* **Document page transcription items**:
========
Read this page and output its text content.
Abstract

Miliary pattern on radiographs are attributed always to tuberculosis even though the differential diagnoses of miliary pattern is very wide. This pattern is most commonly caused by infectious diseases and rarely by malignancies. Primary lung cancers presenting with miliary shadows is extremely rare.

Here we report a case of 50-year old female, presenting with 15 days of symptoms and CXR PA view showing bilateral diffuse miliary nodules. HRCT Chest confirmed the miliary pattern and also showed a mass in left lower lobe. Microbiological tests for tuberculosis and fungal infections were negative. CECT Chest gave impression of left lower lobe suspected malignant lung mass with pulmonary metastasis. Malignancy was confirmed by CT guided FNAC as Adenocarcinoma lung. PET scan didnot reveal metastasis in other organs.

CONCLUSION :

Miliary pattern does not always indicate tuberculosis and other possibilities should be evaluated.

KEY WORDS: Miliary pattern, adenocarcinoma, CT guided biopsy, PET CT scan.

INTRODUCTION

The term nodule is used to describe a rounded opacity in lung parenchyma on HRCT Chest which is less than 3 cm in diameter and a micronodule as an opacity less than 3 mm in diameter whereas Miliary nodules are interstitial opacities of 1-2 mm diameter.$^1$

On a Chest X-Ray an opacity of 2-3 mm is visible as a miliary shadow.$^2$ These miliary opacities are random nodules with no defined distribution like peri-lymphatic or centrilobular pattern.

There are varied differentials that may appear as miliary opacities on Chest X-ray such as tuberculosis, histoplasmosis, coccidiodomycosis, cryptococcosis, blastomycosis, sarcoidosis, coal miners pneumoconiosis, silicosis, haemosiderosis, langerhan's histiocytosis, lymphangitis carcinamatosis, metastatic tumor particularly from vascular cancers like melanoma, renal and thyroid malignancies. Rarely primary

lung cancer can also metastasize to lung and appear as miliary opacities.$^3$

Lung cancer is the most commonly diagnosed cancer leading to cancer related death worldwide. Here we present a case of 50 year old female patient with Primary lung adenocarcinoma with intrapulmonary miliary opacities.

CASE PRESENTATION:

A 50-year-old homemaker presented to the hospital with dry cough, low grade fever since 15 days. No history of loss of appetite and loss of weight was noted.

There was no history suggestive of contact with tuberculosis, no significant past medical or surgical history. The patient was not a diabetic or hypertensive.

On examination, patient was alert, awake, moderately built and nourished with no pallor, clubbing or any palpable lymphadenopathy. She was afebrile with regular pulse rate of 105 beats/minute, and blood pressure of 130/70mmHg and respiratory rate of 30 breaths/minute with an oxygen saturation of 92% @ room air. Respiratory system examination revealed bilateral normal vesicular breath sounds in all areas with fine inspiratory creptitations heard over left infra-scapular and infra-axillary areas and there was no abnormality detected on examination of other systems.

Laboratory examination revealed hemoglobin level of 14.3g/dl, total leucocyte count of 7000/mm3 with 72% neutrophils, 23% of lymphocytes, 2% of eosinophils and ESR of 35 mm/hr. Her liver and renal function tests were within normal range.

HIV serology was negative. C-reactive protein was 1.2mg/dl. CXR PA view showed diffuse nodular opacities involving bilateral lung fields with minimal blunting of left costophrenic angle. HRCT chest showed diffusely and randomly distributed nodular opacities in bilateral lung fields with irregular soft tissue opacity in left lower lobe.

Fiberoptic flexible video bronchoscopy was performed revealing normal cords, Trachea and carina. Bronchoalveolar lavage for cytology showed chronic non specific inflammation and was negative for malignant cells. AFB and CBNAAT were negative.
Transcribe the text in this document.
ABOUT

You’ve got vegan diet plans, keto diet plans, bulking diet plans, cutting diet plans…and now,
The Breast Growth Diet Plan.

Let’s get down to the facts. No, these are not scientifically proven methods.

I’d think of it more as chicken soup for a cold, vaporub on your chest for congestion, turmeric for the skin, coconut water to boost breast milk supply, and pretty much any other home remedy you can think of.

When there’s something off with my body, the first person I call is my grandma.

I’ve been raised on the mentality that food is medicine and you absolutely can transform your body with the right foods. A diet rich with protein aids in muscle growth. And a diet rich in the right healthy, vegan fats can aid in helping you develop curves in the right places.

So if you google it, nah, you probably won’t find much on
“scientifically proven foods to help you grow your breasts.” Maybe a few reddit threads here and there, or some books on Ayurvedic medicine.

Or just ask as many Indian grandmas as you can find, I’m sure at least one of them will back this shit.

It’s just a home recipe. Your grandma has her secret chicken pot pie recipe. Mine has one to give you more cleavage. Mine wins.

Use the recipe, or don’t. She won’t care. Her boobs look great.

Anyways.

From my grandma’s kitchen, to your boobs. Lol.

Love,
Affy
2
========
If the string "scientifically" appears in a line of the entries, report the line.

Let’s get down to the facts. No, these are not scientifically proven methods.
“scientifically proven foods to help you grow your breasts.” Maybe a few reddit threads here and there, or some books on Ayurvedic medicine.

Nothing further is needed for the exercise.